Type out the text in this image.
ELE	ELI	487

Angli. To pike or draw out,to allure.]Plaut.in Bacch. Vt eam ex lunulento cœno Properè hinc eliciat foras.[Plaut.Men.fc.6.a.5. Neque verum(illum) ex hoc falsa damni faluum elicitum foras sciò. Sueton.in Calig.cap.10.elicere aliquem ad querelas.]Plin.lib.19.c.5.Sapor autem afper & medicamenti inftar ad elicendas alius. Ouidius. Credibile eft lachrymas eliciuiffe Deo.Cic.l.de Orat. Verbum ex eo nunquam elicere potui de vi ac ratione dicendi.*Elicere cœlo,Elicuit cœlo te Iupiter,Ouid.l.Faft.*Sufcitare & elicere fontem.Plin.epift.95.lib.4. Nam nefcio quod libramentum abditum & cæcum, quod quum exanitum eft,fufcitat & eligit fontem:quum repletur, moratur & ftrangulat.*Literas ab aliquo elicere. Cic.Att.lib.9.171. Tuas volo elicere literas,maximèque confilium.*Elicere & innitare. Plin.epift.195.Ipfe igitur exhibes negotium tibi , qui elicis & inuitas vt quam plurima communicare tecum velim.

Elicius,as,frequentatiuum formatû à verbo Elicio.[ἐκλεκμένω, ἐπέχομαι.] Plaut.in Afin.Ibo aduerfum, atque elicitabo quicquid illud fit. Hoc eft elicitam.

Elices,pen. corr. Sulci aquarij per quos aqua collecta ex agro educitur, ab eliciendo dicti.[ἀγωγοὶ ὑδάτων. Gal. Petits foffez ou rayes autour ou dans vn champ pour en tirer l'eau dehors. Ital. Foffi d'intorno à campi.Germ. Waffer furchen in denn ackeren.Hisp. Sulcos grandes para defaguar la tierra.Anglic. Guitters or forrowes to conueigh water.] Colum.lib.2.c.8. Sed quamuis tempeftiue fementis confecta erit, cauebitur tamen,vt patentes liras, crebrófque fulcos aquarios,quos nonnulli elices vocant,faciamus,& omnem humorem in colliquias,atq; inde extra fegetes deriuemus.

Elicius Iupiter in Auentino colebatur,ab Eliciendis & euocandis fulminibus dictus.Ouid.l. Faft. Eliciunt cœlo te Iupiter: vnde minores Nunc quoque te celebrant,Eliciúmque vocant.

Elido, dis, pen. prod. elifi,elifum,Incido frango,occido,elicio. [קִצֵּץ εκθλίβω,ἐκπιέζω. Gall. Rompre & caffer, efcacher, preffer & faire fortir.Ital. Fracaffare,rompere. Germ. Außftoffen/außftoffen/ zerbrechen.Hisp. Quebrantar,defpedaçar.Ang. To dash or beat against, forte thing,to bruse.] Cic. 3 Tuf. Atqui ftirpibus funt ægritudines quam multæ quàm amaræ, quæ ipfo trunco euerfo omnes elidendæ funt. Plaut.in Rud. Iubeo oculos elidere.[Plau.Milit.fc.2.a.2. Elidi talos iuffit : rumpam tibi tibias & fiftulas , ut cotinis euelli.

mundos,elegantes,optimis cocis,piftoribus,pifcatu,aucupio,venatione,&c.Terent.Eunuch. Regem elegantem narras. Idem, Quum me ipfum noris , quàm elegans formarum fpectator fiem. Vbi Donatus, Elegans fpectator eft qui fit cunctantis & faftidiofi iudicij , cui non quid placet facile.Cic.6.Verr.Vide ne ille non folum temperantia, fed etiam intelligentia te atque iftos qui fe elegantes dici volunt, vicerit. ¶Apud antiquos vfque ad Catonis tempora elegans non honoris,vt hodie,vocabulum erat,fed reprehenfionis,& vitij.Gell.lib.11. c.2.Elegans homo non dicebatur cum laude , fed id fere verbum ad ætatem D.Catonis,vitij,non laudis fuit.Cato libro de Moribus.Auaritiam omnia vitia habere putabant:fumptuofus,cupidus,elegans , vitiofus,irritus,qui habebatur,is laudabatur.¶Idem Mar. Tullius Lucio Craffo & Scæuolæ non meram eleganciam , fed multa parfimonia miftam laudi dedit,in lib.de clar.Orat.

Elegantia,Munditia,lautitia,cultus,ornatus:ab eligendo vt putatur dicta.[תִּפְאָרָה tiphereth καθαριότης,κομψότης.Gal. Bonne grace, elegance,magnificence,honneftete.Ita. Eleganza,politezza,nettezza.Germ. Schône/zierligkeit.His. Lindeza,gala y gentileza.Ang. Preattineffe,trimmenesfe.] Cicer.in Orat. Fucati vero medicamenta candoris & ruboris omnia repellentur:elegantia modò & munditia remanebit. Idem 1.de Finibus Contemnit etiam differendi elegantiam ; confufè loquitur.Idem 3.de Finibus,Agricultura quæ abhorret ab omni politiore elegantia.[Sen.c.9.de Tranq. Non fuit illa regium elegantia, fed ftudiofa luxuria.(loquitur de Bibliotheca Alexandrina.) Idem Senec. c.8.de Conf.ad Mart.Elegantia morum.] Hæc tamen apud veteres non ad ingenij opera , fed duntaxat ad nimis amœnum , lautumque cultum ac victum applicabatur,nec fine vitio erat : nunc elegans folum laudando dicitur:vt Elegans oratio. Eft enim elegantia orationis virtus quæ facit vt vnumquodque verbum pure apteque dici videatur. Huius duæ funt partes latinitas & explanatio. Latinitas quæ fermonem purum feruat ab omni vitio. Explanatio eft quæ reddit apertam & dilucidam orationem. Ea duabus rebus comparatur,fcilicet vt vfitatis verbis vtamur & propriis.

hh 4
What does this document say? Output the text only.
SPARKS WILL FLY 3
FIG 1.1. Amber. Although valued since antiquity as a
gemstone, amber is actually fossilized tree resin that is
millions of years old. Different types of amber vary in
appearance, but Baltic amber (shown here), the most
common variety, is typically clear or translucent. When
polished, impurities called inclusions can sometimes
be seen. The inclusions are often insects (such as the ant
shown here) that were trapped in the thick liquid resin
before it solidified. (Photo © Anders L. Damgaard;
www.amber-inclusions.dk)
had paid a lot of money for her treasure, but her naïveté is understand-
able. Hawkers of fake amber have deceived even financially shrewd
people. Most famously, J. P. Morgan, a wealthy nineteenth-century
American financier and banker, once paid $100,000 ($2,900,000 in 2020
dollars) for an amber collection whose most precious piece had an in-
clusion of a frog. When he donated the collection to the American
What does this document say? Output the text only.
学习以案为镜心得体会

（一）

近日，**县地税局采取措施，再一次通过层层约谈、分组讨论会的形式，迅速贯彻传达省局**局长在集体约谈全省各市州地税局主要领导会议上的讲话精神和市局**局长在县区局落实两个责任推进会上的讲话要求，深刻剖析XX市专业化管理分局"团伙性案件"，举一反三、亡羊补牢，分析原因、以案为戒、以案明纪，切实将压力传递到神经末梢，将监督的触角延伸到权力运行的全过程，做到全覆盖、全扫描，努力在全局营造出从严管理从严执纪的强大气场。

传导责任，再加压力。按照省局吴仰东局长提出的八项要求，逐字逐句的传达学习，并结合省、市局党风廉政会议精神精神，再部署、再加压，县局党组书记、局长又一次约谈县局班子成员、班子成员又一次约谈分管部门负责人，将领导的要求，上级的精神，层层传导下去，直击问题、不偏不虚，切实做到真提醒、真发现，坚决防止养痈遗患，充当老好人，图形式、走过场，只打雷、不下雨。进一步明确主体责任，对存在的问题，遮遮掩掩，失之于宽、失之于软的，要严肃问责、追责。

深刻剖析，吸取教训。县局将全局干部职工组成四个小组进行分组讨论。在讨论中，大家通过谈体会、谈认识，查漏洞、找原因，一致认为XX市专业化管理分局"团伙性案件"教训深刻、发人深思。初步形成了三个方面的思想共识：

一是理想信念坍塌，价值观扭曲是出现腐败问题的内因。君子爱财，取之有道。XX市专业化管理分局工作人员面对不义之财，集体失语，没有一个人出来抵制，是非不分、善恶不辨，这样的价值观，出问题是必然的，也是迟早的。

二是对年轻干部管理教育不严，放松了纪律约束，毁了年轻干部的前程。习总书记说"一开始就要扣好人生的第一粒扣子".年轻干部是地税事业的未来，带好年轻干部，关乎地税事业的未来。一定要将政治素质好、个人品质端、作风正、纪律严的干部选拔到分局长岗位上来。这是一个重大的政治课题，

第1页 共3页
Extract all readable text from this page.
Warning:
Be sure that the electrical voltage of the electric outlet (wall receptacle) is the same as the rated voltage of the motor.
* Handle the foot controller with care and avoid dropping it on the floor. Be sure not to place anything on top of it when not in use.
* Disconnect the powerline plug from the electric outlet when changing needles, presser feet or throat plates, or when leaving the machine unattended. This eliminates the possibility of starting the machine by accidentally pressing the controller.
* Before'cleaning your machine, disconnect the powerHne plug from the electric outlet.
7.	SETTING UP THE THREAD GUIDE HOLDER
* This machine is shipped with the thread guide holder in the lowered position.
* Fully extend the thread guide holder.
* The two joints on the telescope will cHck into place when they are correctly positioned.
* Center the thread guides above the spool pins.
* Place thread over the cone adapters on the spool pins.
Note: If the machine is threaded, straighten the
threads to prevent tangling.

● ● ●

### The request
Return exactly the lines from the one containing "Extract all readable text from this page." through the last line of the records above, both included, and nothing else.

### Answer
Extract all readable text from this page.
Warning:
Be sure that the electrical voltage of the electric outlet (wall receptacle) is the same as the rated voltage of the motor.
* Handle the foot controller with care and avoid dropping it on the floor. Be sure not to place anything on top of it when not in use.
* Disconnect the powerline plug from the electric outlet when changing needles, presser feet or throat plates, or when leaving the machine unattended. This eliminates the possibility of starting the machine by accidentally pressing the controller.
* Before'cleaning your machine, disconnect the powerHne plug from the electric outlet.
7.	SETTING UP THE THREAD GUIDE HOLDER
* This machine is shipped with the thread guide holder in the lowered position.
* Fully extend the thread guide holder.
* The two joints on the telescope will cHck into place when they are correctly positioned.
* Center the thread guides above the spool pins.
* Place thread over the cone adapters on the spool pins.
Note: If the machine is threaded, straighten the
threads to prevent tangling.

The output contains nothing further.